Go through the records and show each line where the word "khâu" occurs.

■ Information shown ■
○ ○ ○

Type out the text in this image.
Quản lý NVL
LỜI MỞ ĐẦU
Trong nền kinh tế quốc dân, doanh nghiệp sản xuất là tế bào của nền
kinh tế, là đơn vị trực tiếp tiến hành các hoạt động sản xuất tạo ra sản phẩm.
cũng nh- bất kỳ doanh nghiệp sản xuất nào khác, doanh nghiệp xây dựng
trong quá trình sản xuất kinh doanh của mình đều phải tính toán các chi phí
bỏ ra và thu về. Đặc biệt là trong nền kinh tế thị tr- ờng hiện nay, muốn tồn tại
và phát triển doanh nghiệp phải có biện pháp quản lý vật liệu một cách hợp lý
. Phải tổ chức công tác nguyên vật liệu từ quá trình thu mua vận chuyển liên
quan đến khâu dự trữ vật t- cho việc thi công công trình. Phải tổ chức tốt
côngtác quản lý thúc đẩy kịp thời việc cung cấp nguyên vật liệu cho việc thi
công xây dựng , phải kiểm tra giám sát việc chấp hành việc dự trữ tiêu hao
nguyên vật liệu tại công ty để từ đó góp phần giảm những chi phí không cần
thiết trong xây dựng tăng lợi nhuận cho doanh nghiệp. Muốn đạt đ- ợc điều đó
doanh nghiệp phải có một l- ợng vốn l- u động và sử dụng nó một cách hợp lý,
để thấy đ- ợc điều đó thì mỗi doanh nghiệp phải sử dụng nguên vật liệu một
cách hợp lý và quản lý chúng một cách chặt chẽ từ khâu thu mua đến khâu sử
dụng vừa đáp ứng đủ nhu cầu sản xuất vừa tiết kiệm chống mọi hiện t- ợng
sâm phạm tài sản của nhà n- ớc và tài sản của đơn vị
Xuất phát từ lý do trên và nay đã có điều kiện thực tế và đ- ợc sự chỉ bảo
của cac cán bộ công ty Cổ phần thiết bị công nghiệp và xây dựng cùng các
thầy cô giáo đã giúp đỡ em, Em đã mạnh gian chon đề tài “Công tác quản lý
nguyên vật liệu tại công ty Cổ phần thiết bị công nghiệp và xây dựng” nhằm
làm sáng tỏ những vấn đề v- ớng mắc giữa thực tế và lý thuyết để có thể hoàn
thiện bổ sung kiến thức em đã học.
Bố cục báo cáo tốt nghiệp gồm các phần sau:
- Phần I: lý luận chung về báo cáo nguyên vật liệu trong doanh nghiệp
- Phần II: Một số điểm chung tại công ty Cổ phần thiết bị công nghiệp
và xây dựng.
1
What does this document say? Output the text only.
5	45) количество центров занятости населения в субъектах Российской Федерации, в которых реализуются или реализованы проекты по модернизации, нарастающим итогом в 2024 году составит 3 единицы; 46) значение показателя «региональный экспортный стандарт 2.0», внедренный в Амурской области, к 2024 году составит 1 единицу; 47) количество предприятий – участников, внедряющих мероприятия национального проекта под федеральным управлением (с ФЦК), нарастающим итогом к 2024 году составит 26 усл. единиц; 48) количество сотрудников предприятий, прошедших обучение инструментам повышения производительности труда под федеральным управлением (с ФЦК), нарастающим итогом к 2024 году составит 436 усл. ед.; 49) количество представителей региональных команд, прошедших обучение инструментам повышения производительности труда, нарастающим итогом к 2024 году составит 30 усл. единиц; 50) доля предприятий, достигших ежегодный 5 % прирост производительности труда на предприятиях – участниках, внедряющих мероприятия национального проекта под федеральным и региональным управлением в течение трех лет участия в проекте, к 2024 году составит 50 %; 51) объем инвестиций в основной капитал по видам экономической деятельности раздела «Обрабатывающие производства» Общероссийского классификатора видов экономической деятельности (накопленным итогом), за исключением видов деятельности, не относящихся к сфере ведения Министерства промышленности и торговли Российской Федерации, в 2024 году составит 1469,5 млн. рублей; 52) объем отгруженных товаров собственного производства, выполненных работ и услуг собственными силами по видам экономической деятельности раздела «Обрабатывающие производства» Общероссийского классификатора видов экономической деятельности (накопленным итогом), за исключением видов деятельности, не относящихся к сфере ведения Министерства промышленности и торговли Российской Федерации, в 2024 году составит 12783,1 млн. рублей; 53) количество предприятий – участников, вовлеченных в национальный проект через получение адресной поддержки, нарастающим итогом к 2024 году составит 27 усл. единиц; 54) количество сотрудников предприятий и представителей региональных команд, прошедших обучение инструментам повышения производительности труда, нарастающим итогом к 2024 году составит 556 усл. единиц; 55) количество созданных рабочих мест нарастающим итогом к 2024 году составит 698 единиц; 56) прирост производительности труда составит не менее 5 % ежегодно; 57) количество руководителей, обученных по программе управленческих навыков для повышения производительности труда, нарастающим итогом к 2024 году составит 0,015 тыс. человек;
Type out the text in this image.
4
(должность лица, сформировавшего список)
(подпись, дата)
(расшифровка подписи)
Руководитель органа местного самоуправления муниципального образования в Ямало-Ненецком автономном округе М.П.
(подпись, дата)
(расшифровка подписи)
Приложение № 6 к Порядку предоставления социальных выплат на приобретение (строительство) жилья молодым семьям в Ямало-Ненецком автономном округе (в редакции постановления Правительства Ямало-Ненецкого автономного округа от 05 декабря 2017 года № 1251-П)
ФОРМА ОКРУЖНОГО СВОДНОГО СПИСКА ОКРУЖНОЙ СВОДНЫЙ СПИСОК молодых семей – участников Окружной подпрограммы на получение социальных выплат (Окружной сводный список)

○ ○ ○

■ Written solution ■
quan đến khâu dự trữ vật t- cho việc thi công công trình. Phải tổ chức tốt
cách hợp lý và quản lý chúng một cách chặt chẽ từ khâu thu mua đến khâu sử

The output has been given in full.